**Material for the task:**
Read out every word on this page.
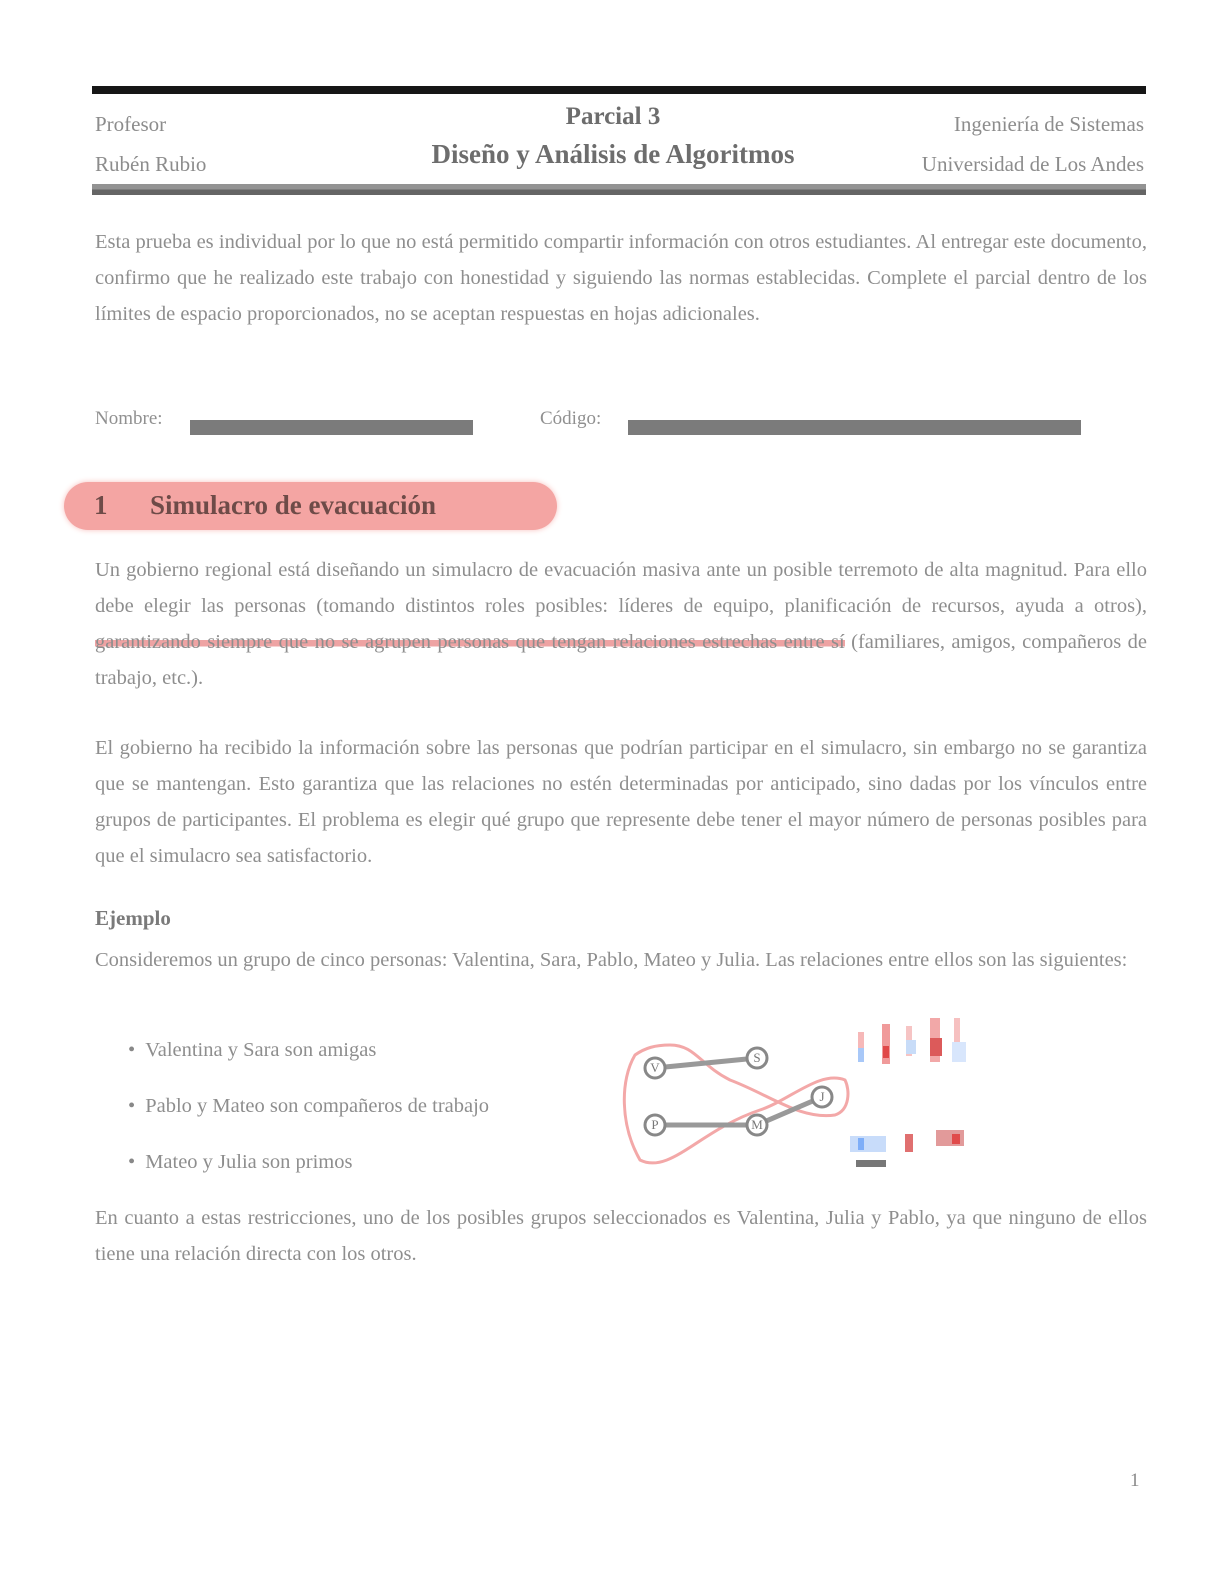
Profesor
Rubén Rubio
Parcial 3
Diseño y Análisis de Algoritmos
Ingeniería de Sistemas
Universidad de Los Andes
Esta prueba es individual por lo que no está permitido compartir información con otros estudiantes. Al entregar este documento, confirmo que he realizado este trabajo con honestidad y siguiendo las normas establecidas. Complete el parcial dentro de los límites de espacio proporcionados, no se aceptan respuestas en hojas adicionales.
Nombre:	Código:
1 Simulacro de evacuación
Un gobierno regional está diseñando un simulacro de evacuación masiva ante un posible terremoto de alta magnitud. Para ello debe elegir las personas (tomando distintos roles posibles: líderes de equipo, planificación de recursos, ayuda a otros), garantizando siempre que no se agrupen personas que tengan relaciones estrechas entre sí (familiares, amigos, compañeros de trabajo, etc.).
El gobierno ha recibido la información sobre las personas que podrían participar en el simulacro, sin embargo no se garantiza que se mantengan. Esto garantiza que las relaciones no estén determinadas por anticipado, sino dadas por los vínculos entre grupos de participantes. El problema es elegir qué grupo que represente debe tener el mayor número de personas posibles para que el simulacro sea satisfactorio.
Ejemplo
Consideremos un grupo de cinco personas: Valentina, Sara, Pablo, Mateo y Julia. Las relaciones entre ellos son las siguientes:
• Valentina y Sara son amigas
• Pablo y Mateo son compañeros de trabajo
• Mateo y Julia son primos
V
P
S
M
J
En cuanto a estas restricciones, uno de los posibles grupos seleccionados es Valentina, Julia y Pablo, ya que ninguno de ellos tiene una relación directa con los otros.
1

**Required work:**
Identify every line holding the word "Julia" and copy it out.

**Output for this exercise:**
Consideremos un grupo de cinco personas: Valentina, Sara, Pablo, Mateo y Julia. Las relaciones entre ellos son las siguientes:
• Mateo y Julia son primos
En cuanto a estas restricciones, uno de los posibles grupos seleccionados es Valentina, Julia y Pablo, ya que ninguno de ellos tiene una relación directa con los otros.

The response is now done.